• **Brano da leggere**

----

La partita referendaria sulla giustizia si riapre ufficialmente. Se infatti fino ad ora il sì era dato in netto vantaggio sul no, il sondaggio presentati questa volta dall’agenzia Ixè — condotti nell’ambito della rilevazione settimanale Osservatorio politico, e realizzato tra il 20 e il 27 gennaio su un campione di mille elettori — fotografa una situazione inedita: una battaglia all’ultimo voto.
Gli ultimi sondaggi
Il Sì rimane in testa, ma la distanza che divideva i due fronti non è più incolmabile — anzi quasi irrilevante. Il No sembra aver infatti recuperato terreno: se a novembre scorso i sondaggi lo attestavano al 47%, oggi arriva al 49,9%, a un soffio dalla soglia della maggioranza. Il Sì, di conseguenza, perde parte del vantaggio e si attesta al 50,1% (contro il 53% di novembre). Un vero e proprio “pareggio tecnico” che, con uno scarto di appena 0,2 punti percentuali, rappresenta il margine più basso mai registrato dalle rilevazioni finora effettuate e chiaramente inferiore al margine d’errore, normalmente dichiarato dai sondaggisti.
Sbirciando all’interno dei risultati, poi, quello che emerge è che il No è più popolare tra le elettrici donne e tra i giovani. In particolare in quella fascia di età che va dai 18 ai 34 anni, in cui la percentuale di chi vota No raggiunge il 66%. Al contrario, i più favorevoli al Sì, sono gli over 55, con una percentuale intorno al 60%.
Ad esser più fedeli alle indicazioni di partito sembrano essere poi gli elettori di destra.
Il sì arriva infatti al 96% tra gli elettori di destra e all’87% tra quelli di centrodestra. A sinistra il no registra percentuali più basse: all’81% tra chi vota il centrosinistra e all’89% tra chi vota a sinistra.
Resta per il momento una scarsa informazione sul tema. Solo il 44,7% degli intervistati dichiara di sapere di cosa si tratta, mentre il 17,9% afferma di non averne mai sentito parlar e il 37,4% risponde “Ne ho sentito parlare, ma non conosco bene i contenuti”.
Per quanto riguarda l’affluenza, secondo i sondaggi, questa dovrebbe attestarsi attorno al 61,5%. Tra i più propensi a recarsi alle urne gli anziani e gli elettori orientati verso il centrosinistra (58%) e la sinistra (72%).

----

• **Contenuto dei dati**
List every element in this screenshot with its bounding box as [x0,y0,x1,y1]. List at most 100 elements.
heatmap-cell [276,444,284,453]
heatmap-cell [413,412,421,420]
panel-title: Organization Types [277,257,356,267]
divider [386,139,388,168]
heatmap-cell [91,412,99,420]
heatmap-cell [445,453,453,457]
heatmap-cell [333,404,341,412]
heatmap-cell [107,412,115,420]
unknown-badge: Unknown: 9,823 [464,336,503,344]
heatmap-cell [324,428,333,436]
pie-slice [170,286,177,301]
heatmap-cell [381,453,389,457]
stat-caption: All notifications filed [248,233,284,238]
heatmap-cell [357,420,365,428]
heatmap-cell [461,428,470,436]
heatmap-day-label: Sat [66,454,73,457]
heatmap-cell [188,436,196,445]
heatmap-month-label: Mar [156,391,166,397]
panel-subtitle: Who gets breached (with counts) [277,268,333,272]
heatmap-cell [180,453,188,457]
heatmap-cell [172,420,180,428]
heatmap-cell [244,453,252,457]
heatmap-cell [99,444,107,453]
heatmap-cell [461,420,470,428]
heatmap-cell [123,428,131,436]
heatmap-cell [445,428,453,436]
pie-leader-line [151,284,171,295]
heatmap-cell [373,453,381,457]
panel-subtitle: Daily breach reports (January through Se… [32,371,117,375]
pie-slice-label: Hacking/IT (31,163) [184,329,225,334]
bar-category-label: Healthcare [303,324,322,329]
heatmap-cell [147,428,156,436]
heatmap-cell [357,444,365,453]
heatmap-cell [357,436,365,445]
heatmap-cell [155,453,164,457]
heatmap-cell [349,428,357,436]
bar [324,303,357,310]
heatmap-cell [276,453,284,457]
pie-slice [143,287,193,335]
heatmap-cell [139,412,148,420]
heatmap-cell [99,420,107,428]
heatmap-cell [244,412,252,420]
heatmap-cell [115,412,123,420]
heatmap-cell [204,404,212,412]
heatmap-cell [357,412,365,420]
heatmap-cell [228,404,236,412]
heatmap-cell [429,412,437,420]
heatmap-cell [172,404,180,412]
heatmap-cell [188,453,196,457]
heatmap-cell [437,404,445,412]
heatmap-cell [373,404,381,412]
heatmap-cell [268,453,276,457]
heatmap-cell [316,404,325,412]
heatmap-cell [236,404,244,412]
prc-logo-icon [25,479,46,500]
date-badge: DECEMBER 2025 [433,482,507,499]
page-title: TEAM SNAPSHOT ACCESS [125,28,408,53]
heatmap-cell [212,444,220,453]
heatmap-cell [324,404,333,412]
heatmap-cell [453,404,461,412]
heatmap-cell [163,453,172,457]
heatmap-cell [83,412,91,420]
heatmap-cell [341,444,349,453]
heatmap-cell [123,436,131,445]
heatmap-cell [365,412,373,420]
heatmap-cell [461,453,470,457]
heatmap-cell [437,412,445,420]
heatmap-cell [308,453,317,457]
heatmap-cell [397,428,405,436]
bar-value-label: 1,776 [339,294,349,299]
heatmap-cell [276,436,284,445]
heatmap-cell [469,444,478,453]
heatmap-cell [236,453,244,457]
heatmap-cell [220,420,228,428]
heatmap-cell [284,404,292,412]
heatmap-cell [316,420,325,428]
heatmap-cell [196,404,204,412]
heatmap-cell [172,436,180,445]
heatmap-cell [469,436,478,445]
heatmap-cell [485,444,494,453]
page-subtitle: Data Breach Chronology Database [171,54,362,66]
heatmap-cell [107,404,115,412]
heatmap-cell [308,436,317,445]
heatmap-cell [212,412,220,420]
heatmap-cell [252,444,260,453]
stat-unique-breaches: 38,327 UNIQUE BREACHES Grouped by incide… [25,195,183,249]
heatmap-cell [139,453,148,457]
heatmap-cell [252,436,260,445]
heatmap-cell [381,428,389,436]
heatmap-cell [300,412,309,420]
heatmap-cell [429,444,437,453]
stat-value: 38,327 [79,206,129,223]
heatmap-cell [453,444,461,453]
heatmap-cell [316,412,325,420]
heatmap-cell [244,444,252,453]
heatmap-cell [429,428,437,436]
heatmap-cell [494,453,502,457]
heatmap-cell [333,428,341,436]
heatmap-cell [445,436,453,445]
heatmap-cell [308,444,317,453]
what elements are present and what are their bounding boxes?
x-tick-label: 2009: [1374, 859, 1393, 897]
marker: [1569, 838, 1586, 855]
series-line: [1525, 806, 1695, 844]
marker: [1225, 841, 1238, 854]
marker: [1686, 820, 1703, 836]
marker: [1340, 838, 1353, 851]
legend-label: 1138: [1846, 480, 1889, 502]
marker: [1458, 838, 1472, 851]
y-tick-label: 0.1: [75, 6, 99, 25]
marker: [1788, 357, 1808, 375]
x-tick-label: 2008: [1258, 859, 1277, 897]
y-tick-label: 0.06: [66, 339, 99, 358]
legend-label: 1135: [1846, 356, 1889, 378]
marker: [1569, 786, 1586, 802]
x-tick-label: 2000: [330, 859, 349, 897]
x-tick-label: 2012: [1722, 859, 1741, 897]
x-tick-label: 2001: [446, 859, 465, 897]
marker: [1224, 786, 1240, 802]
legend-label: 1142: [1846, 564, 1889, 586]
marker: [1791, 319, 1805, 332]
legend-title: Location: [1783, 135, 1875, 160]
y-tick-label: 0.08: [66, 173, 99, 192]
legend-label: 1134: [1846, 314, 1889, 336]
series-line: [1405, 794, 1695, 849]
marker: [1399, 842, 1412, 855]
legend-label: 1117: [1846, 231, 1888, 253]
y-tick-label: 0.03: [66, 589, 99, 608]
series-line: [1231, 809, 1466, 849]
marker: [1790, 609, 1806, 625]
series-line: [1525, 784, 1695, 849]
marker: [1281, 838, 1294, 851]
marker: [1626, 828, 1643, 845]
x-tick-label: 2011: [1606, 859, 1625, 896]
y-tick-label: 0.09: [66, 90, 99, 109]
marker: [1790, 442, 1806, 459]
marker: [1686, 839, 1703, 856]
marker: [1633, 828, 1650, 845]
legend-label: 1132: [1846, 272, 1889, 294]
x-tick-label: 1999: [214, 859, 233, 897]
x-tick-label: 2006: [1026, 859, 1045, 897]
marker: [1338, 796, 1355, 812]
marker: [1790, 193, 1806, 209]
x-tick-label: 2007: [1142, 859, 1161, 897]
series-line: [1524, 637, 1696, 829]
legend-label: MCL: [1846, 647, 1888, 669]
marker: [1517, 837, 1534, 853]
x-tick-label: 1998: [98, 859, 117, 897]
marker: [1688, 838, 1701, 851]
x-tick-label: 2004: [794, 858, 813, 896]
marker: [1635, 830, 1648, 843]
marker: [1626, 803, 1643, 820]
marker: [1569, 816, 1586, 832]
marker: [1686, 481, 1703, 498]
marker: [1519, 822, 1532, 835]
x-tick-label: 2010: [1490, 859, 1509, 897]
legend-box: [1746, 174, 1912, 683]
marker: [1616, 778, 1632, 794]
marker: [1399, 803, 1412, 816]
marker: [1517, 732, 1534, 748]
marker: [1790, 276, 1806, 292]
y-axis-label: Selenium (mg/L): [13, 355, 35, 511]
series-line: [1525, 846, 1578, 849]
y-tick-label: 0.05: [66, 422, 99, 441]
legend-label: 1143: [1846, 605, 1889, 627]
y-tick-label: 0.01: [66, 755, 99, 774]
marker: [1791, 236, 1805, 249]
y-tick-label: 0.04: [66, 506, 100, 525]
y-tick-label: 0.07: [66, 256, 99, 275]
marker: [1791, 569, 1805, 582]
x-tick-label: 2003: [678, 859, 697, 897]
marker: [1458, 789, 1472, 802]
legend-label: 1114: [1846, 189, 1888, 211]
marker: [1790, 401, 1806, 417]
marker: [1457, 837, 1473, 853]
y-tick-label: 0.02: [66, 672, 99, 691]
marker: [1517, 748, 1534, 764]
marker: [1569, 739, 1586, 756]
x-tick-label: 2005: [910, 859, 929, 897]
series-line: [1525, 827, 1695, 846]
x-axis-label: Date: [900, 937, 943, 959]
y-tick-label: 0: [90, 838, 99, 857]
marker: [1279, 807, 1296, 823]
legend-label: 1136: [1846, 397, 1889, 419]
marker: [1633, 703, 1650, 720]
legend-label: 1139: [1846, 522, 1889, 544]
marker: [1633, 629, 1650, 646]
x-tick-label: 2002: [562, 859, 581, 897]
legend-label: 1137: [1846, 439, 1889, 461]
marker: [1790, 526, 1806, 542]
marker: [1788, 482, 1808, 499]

----

• **Il compito**
Nel brano sul referendum sulla giustizia, a quanto dovrebbe attestarsi l'affluenza secondo i sondaggi? Rispondi basandoti soltanto sul brano.

• **Spazio risposta**
Attorno al 61,5%.